Items listed in a dataset
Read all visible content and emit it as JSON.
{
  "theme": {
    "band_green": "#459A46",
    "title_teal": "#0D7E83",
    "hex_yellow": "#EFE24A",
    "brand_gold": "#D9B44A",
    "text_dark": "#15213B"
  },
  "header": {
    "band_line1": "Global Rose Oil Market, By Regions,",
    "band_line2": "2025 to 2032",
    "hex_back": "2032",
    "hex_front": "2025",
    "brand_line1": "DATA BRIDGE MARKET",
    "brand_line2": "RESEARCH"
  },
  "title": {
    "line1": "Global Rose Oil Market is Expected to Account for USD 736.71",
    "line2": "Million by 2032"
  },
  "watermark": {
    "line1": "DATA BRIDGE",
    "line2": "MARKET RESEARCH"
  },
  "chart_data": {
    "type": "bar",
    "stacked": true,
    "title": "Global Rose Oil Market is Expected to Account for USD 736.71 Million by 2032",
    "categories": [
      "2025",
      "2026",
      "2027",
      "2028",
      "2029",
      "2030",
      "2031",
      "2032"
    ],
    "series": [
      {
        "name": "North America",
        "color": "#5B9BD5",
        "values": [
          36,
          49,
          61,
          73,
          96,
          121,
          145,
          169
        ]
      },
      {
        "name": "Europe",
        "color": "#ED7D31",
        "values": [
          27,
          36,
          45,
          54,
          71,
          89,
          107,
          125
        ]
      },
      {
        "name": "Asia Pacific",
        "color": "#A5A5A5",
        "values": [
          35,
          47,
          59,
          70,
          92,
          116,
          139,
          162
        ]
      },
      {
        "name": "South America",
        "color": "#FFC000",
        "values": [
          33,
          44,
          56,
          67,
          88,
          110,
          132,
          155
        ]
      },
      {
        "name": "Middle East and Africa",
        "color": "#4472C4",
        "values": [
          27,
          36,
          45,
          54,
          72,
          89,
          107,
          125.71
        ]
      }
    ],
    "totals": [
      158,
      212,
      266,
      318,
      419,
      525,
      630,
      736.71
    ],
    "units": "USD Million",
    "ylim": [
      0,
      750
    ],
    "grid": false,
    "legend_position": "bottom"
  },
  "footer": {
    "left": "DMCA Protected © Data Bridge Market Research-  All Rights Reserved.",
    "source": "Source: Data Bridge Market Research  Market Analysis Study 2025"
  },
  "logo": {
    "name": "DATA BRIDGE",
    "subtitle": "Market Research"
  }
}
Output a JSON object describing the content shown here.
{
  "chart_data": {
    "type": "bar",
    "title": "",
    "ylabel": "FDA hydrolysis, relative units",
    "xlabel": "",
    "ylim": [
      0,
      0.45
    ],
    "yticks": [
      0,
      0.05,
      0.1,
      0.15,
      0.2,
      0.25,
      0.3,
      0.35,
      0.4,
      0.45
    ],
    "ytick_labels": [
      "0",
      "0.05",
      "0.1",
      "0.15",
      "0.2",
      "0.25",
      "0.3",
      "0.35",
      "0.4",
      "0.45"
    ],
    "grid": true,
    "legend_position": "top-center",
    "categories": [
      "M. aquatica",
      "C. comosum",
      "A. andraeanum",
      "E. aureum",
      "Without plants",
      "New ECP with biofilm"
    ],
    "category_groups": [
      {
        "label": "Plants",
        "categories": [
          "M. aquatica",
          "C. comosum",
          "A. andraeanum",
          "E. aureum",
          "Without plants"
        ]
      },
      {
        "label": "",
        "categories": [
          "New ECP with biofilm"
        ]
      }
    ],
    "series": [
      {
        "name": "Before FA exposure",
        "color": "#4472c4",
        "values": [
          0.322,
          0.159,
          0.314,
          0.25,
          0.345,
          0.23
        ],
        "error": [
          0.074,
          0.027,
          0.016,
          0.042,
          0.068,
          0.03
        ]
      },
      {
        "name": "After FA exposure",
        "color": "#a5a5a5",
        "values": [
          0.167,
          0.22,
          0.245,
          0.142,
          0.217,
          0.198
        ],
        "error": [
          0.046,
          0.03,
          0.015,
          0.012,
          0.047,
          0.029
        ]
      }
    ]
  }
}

### What the task requires
Reproduce all of the data exactly as given.

### Response to this task
Read all visible content and emit it as JSON.
{
  "theme": {
    "band_green": "#459A46",
    "title_teal": "#0D7E83",
    "hex_yellow": "#EFE24A",
    "brand_gold": "#D9B44A",
    "text_dark": "#15213B"
  },
  "header": {
    "band_line1": "Global Rose Oil Market, By Regions,",
    "band_line2": "2025 to 2032",
    "hex_back": "2032",
    "hex_front": "2025",
    "brand_line1": "DATA BRIDGE MARKET",
    "brand_line2": "RESEARCH"
  },
  "title": {
    "line1": "Global Rose Oil Market is Expected to Account for USD 736.71",
    "line2": "Million by 2032"
  },
  "watermark": {
    "line1": "DATA BRIDGE",
    "line2": "MARKET RESEARCH"
  },
  "chart_data": {
    "type": "bar",
    "stacked": true,
    "title": "Global Rose Oil Market is Expected to Account for USD 736.71 Million by 2032",
    "categories": [
      "2025",
      "2026",
      "2027",
      "2028",
      "2029",
      "2030",
      "2031",
      "2032"
    ],
    "series": [
      {
        "name": "North America",
        "color": "#5B9BD5",
        "values": [
          36,
          49,
          61,
          73,
          96,
          121,
          145,
          169
        ]
      },
      {
        "name": "Europe",
        "color": "#ED7D31",
        "values": [
          27,
          36,
          45,
          54,
          71,
          89,
          107,
          125
        ]
      },
      {
        "name": "Asia Pacific",
        "color": "#A5A5A5",
        "values": [
          35,
          47,
          59,
          70,
          92,
          116,
          139,
          162
        ]
      },
      {
        "name": "South America",
        "color": "#FFC000",
        "values": [
          33,
          44,
          56,
          67,
          88,
          110,
          132,
          155
        ]
      },
      {
        "name": "Middle East and Africa",
        "color": "#4472C4",
        "values": [
          27,
          36,
          45,
          54,
          72,
          89,
          107,
          125.71
        ]
      }
    ],
    "totals": [
      158,
      212,
      266,
      318,
      419,
      525,
      630,
      736.71
    ],
    "units": "USD Million",
    "ylim": [
      0,
      750
    ],
    "grid": false,
    "legend_position": "bottom"
  },
  "footer": {
    "left": "DMCA Protected © Data Bridge Market Research-  All Rights Reserved.",
    "source": "Source: Data Bridge Market Research  Market Analysis Study 2025"
  },
  "logo": {
    "name": "DATA BRIDGE",
    "subtitle": "Market Research"
  }
}
Output a JSON object describing the content shown here.
{
  "chart_data": {
    "type": "bar",
    "title": "",
    "ylabel": "FDA hydrolysis, relative units",
    "xlabel": "",
    "ylim": [
      0,
      0.45
    ],
    "yticks": [
      0,
      0.05,
      0.1,
      0.15,
      0.2,
      0.25,
      0.3,
      0.35,
      0.4,
      0.45
    ],
    "ytick_labels": [
      "0",
      "0.05",
      "0.1",
      "0.15",
      "0.2",
      "0.25",
      "0.3",
      "0.35",
      "0.4",
      "0.45"
    ],
    "grid": true,
    "legend_position": "top-center",
    "categories": [
      "M. aquatica",
      "C. comosum",
      "A. andraeanum",
      "E. aureum",
      "Without plants",
      "New ECP with biofilm"
    ],
    "category_groups": [
      {
        "label": "Plants",
        "categories": [
          "M. aquatica",
          "C. comosum",
          "A. andraeanum",
          "E. aureum",
          "Without plants"
        ]
      },
      {
        "label": "",
        "categories": [
          "New ECP with biofilm"
        ]
      }
    ],
    "series": [
      {
        "name": "Before FA exposure",
        "color": "#4472c4",
        "values": [
          0.322,
          0.159,
          0.314,
          0.25,
          0.345,
          0.23
        ],
        "error": [
          0.074,
          0.027,
          0.016,
          0.042,
          0.068,
          0.03
        ]
      },
      {
        "name": "After FA exposure",
        "color": "#a5a5a5",
        "values": [
          0.167,
          0.22,
          0.245,
          0.142,
          0.217,
          0.198
        ],
        "error": [
          0.046,
          0.03,
          0.015,
          0.012,
          0.047,
          0.029
        ]
      }
    ]
  }
}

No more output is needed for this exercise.